Consigne. Citez mot pour mot le passage du texte à lire qui commence à « -rejeter les demandes » et se termine à « tous les dépens. ».

Texte à lire.
______

Vu l'article 564 du code de procédure civile,

-rejeter les demandes nouvelles en appel des consorts [E],

-débouter les consorts [E] de l'ensemble de leurs demandes fins et conclusions,

-condamner les intimés à payer à la SCI Grimaud L' Estagnet la somme de 15.000 € au titre des dispositions de l'article 700 du code de procédure civile,

-condamner les « défendeurs » en tous les dépens.

Les sociétés appelantes soutiennent, essentiellement :

-qu'elles ont la qualité de tiers au sens de l'article 30 du décret du 4 janvier 1955,

-qu'en les assimilant aux héritiers [R], le tribunal a commis une erreur de droit car dès son immatriculation, la société existe en tant que personne juridique individualisée,

-dès lors, elles sont bien un tiers au sens des dispositions de l'article 37 dernier alinéa du décret du 4 janvier 1955,

-sur le règlement de conflit de droits réels :

* [A] [E] et ses héritiers, faute d'avoir publié leur droit de propriété, ont perdu, depuis le 25 mai 1985, le droit de l'opposer aux cessionnaires postérieurs,

* la promesse de vente du 6 octobre 1981 n'a pas été publiée

* [A] [E] n'a pas publié son droit suite au procès-verbal de carence dressé par Me [Y], laissant pas moins de 27 ans entre le 4 octobre 1982 et le 30 décembre 2009, date où les consorts

[E] déposent aux hypothèques la promesse de vente concernant les parcelles litigieuses,

* depuis le 25 mai 1986, la vente du terrain par la levée de l'option par [A] [E] n'est plus opposable aux tiers,

-la SCI [Localité 9] justifie de la publication de son titre,

-sur les conséquences attachées à la cession des parcelles litigieuses de la SCI [Localité 9] à la SCI Grimaud [Localité 9] : l'apport n'a pas été publié, ce qui ne change rien dès lors que la SCI Grimaud [Localité 9] vient aux droits de la SCI [Localité 9], dont les droits ont été publiés le 11 mai 2007 et que cette publication s'impose comme précédant celle effectuée par les consorts [E] le 28 mai 2009,

-la SCI [Localité 9] paye la taxe foncière sur les deux parcelles depuis 2007,

-dès lors, les parcelles sont aujourd'hui la propriété de la SCI Grimaud [Localité 9], mais vis-a-vis de la publicité foncière, terrain juridique sur lequel est fondé 1'action judiciaire, c'est la SCI [Localité 9] qui est en droit d'opposer son droit aux consorts [E].

______

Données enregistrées
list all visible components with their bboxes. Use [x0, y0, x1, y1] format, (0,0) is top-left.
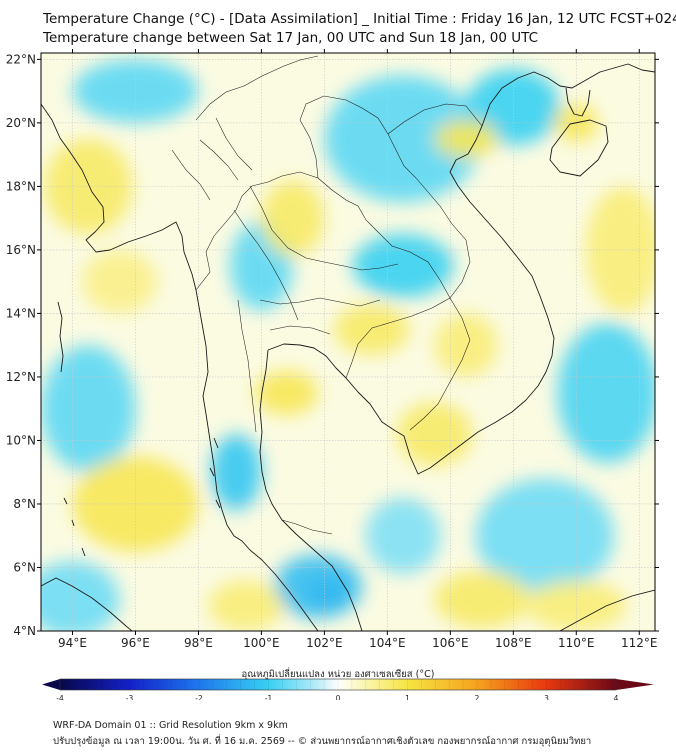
temperature-field	[41, 53, 655, 631]
coastlines-and-borders	[41, 63, 655, 631]
field-anomaly	[466, 68, 561, 146]
leizhou-peninsula	[565, 87, 591, 117]
field-anomaly	[81, 249, 158, 314]
colorbar-max-extend	[616, 679, 654, 690]
thailand-laos-border	[317, 177, 451, 299]
field-anomaly	[72, 59, 199, 123]
field-anomaly	[44, 138, 133, 235]
lat-tick-label: 14°N	[6, 306, 36, 320]
lat-tick-label: 16°N	[6, 243, 36, 257]
latitude-labels: 4°N 6°N 8°N 10°N 12°N 14°N 16°N 18°N 20°N 22°N	[6, 52, 36, 638]
lon-tick-label: 108°E	[495, 636, 532, 650]
sumatra-coast	[41, 577, 133, 631]
colorbar-title: อุณหภูมิเปลี่ยนแปลง หน่วย องศาเซลเซียส (…	[241, 669, 435, 680]
colorbar-frame	[59, 678, 617, 691]
colorbar-tick-label: -4	[56, 694, 64, 700]
malay-west-coast	[241, 540, 319, 631]
field-anomaly	[396, 402, 473, 466]
lat-tick-label: 8°N	[13, 497, 36, 511]
field-anomaly	[475, 478, 615, 593]
laos-vietnam-border	[387, 133, 471, 299]
province-lines-3	[171, 117, 253, 201]
vietnam-china-border	[387, 103, 483, 135]
field-anomaly	[434, 570, 530, 628]
gulf-west-coast	[259, 349, 363, 631]
province-lines-2	[237, 297, 381, 433]
thailand-malaysia-border	[281, 519, 333, 535]
lon-tick-label: 112°E	[621, 636, 658, 650]
andaman-coastline	[195, 289, 243, 542]
colorbar-tick-label: -2	[195, 694, 203, 700]
field-anomaly	[434, 313, 498, 377]
lat-tick-label: 20°N	[6, 116, 36, 130]
thailand-myanmar-border	[195, 171, 319, 291]
field-anomaly	[352, 234, 454, 298]
colorbar-gradient	[60, 679, 616, 690]
map-frame	[40, 52, 656, 632]
lon-tick-label: 94°E	[58, 636, 87, 650]
hainan-island	[549, 119, 609, 177]
field-anomaly	[434, 119, 498, 158]
cambodia-vietnam-coast	[345, 125, 555, 475]
field-anomaly	[41, 345, 136, 473]
field-anomaly	[41, 561, 120, 631]
lon-tick-label: 110°E	[558, 636, 595, 650]
lat-tick-label: 18°N	[6, 179, 36, 193]
cambodia-vietnam-border	[409, 297, 471, 431]
lat-tick-label: 22°N	[6, 52, 36, 66]
colorbar-min-extend	[42, 679, 60, 690]
lon-tick-label: 106°E	[432, 636, 469, 650]
nicobar-islands	[63, 497, 86, 557]
footer-model-info: WRF-DA Domain 01 :: Grid Resolution 9km …	[53, 720, 288, 731]
inland-borders	[171, 55, 483, 535]
lat-tick-label: 10°N	[6, 433, 36, 447]
myanmar-china-border	[195, 55, 319, 121]
lon-tick-label: 100°E	[243, 636, 280, 650]
chart-title: Temperature Change (°C) - [Data Assimila…	[43, 11, 676, 27]
lon-tick-label: 98°E	[184, 636, 213, 650]
map-figure: 94°E 96°E 98°E 100°E 102°E 104°E 106°E 108°E 110…	[6, 49, 659, 700]
axis-ticks	[37, 49, 659, 635]
colorbar-tick-label: 2	[475, 694, 480, 700]
field-anomaly	[207, 580, 284, 631]
lon-tick-label: 96°E	[121, 636, 150, 650]
tonkin-coastline	[481, 63, 655, 127]
field-anomaly	[324, 75, 482, 203]
myanmar-coastline	[41, 103, 197, 291]
field-anomaly	[333, 303, 410, 355]
lat-tick-label: 6°N	[13, 560, 36, 574]
field-anomaly	[261, 180, 325, 257]
field-anomaly	[255, 370, 319, 416]
laos-china-border	[299, 95, 389, 179]
mergui-islands	[209, 437, 221, 509]
thailand-cambodia-border	[345, 297, 451, 379]
province-lines-1	[233, 185, 399, 321]
longitude-labels: 94°E 96°E 98°E 100°E 102°E 104°E 106°E 108°E 110…	[58, 636, 657, 650]
lat-tick-label: 4°N	[13, 624, 36, 638]
colorbar-tick-label: -1	[265, 694, 273, 700]
chart-subtitle: Temperature change between Sat 17 Jan, 0…	[43, 30, 539, 46]
andaman-islands	[57, 301, 64, 373]
colorbar-tick-label: 3	[544, 694, 549, 700]
colorbar: -4 -3 -2 -1 0 1 2 3 4	[42, 678, 654, 700]
lon-tick-label: 104°E	[369, 636, 406, 650]
colorbar-tick-label: 1	[405, 694, 410, 700]
field-anomaly	[211, 434, 262, 511]
borneo-coast	[559, 589, 655, 631]
lat-tick-label: 12°N	[6, 370, 36, 384]
footer-credit: ปรับปรุงข้อมูล ณ เวลา 19:00น. วัน ศ. ที่…	[53, 736, 592, 747]
field-anomaly	[274, 554, 363, 619]
colorbar-tick-labels: -4 -3 -2 -1 0 1 2 3 4	[56, 694, 618, 700]
gulf-head-coast	[267, 343, 347, 379]
graticule	[41, 53, 655, 631]
colorbar-tick-label: 4	[614, 694, 619, 700]
lon-tick-label: 102°E	[306, 636, 343, 650]
colorbar-tick-label: 0	[336, 694, 341, 700]
field-anomaly	[365, 497, 441, 574]
colorbar-divisions	[73, 679, 603, 690]
field-anomaly	[557, 322, 655, 463]
colorbar-tick-label: -3	[126, 694, 134, 700]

______

Réponse.
-rejeter les demandes nouvelles en appel des consorts [E],

-débouter les consorts [E] de l'ensemble de leurs demandes fins et conclusions,

-condamner les intimés à payer à la SCI Grimaud L' Estagnet la somme de 15.000 € au titre des dispositions de l'article 700 du code de procédure civile,

-condamner les « défendeurs » en tous les dépens.